▸ TASK PROMPT
Look through the records below and give the number of lines holding the string "ylabel", nothing more.

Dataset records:
## begin
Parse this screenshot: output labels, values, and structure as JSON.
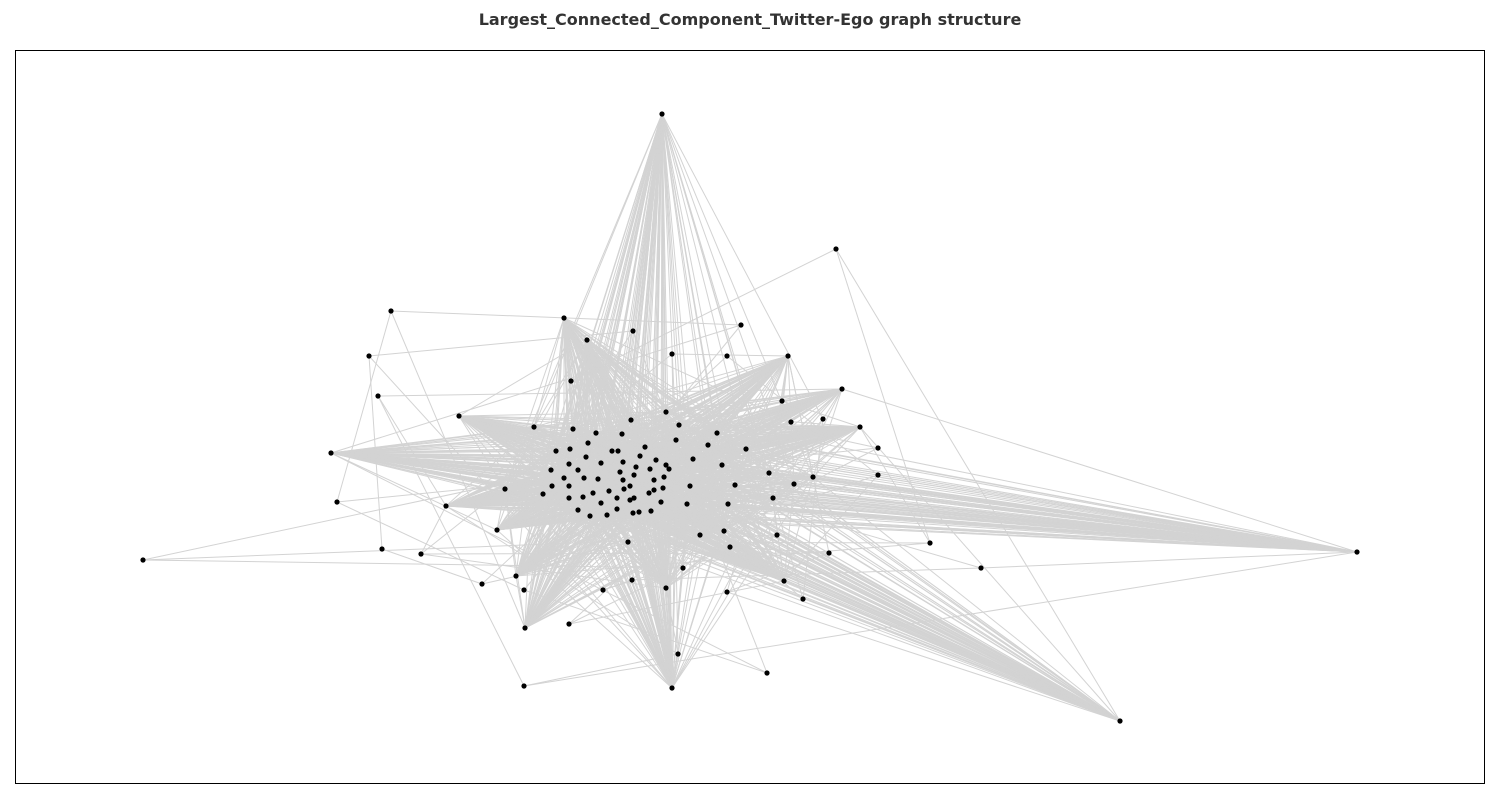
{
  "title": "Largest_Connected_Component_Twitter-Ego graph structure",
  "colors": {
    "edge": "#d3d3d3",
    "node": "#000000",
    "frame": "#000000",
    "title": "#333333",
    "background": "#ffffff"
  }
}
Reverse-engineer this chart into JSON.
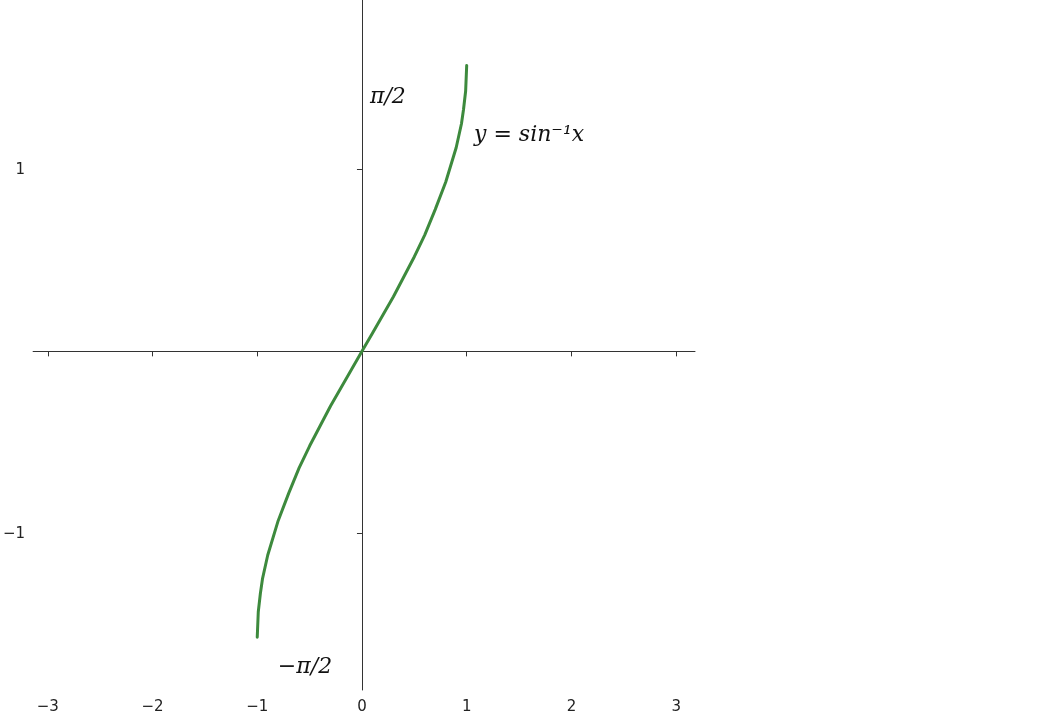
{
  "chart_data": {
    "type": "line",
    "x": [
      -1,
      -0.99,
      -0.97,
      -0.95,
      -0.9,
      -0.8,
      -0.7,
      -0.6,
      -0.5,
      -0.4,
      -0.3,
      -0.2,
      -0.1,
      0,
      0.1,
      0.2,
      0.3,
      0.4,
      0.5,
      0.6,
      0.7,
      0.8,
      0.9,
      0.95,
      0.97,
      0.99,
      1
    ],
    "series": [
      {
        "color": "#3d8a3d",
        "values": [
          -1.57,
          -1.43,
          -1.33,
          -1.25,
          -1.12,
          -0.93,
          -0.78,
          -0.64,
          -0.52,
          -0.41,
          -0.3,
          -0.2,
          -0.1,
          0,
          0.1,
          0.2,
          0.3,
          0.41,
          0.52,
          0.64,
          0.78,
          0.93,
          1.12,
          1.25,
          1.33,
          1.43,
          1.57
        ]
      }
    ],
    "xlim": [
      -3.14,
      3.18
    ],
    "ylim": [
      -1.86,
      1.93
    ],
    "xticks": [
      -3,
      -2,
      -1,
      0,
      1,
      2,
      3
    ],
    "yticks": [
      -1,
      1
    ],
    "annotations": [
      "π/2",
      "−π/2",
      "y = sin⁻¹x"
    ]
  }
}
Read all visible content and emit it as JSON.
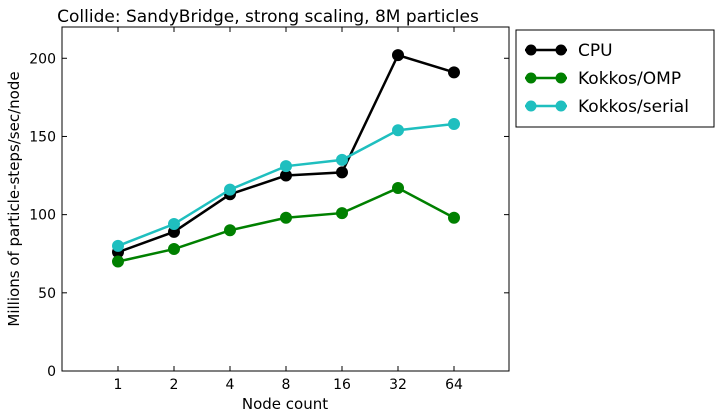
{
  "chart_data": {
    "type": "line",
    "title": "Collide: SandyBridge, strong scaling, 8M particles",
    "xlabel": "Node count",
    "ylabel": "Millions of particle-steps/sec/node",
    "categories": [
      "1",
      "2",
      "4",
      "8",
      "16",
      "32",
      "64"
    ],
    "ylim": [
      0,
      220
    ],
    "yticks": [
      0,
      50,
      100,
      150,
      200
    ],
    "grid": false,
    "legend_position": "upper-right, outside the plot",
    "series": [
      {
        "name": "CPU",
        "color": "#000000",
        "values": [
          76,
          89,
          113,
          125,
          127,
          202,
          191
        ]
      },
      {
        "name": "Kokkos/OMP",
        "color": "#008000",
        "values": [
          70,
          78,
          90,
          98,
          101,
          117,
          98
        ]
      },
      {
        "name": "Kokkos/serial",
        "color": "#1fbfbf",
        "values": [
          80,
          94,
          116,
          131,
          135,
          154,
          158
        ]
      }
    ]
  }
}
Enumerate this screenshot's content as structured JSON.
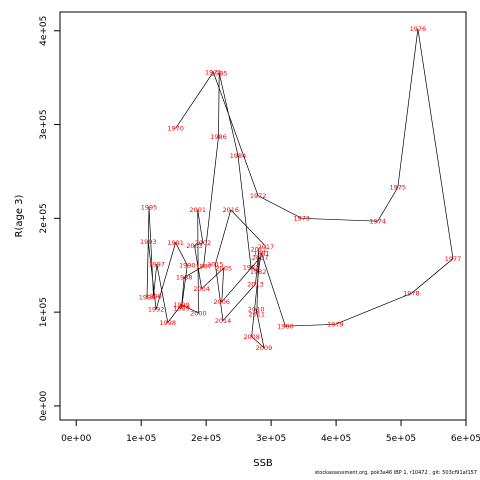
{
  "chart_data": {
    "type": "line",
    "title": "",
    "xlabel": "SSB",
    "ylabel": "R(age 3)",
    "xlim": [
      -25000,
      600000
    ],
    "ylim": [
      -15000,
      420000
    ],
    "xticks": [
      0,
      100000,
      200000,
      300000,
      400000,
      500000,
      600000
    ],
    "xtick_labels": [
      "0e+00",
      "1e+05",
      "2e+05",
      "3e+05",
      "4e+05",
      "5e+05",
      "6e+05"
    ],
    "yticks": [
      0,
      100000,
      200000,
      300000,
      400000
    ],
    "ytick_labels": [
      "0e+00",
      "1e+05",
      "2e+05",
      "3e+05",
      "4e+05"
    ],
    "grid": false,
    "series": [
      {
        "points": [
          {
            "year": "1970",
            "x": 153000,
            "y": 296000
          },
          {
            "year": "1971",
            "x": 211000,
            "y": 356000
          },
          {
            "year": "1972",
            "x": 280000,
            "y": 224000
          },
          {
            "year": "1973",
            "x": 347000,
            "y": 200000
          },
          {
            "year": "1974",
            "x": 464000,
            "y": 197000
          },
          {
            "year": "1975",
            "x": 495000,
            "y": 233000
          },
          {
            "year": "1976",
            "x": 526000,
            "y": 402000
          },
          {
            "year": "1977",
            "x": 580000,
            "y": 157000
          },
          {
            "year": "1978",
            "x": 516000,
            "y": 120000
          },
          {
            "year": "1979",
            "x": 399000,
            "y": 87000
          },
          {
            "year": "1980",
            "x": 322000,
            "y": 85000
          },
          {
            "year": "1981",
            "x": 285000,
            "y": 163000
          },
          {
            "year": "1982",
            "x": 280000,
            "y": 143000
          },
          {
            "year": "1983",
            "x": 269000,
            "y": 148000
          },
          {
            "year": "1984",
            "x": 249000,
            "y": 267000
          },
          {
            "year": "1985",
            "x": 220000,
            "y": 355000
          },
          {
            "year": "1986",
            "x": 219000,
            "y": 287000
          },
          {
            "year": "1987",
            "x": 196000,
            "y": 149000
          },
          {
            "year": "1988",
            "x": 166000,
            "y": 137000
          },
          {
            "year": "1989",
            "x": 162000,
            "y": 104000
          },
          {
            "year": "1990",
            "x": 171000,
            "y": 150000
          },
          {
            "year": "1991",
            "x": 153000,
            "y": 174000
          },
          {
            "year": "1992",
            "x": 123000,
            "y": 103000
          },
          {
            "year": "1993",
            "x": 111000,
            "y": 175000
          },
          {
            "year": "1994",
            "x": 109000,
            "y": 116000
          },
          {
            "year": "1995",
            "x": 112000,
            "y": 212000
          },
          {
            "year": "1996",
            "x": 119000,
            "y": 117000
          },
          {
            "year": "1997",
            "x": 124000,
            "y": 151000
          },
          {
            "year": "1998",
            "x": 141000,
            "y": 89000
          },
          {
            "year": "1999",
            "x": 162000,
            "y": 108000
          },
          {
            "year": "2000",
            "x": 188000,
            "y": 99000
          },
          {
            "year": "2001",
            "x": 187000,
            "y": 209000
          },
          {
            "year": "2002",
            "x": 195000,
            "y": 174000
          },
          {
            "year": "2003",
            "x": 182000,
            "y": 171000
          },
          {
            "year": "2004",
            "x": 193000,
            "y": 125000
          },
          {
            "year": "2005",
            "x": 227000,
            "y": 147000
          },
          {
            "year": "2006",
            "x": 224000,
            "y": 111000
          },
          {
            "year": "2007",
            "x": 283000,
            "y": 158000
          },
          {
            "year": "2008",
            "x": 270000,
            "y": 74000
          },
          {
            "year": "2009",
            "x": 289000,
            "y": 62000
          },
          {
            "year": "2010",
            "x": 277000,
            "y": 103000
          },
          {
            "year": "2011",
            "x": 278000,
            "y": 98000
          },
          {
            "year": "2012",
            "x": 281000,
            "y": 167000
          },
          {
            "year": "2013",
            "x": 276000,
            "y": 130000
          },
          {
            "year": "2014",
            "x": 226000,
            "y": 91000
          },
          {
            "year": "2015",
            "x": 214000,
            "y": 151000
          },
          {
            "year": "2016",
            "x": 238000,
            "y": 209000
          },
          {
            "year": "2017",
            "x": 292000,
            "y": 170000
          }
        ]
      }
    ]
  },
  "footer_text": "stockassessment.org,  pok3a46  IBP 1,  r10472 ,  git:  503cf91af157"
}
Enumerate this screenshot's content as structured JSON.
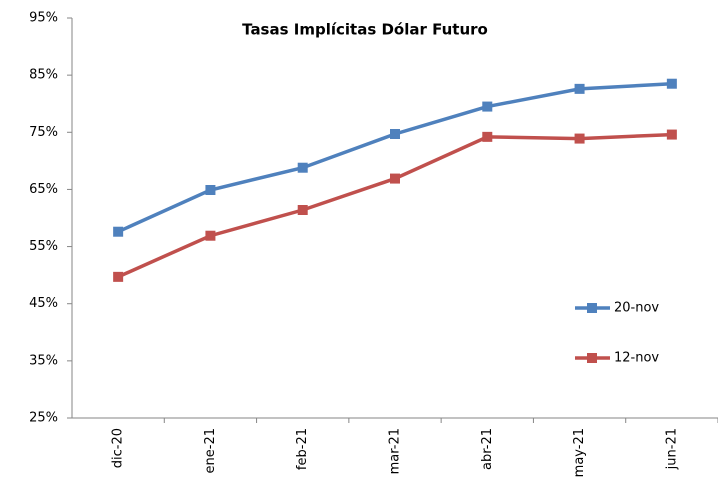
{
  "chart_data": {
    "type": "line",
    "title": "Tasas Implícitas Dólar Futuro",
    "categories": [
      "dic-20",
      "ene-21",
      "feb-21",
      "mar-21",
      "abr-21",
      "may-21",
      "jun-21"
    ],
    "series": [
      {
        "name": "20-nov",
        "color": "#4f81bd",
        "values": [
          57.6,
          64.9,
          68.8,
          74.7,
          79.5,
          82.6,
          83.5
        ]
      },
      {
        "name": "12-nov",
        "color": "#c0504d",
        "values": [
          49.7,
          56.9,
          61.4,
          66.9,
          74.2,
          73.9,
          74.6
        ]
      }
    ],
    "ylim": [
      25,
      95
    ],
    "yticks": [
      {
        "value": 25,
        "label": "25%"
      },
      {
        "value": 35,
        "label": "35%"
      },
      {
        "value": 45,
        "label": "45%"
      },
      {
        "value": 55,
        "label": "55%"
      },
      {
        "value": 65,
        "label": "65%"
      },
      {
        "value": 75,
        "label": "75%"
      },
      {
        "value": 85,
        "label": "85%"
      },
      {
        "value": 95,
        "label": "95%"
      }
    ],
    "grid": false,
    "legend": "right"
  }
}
## end
▸ PROBLEM SOLUTION
2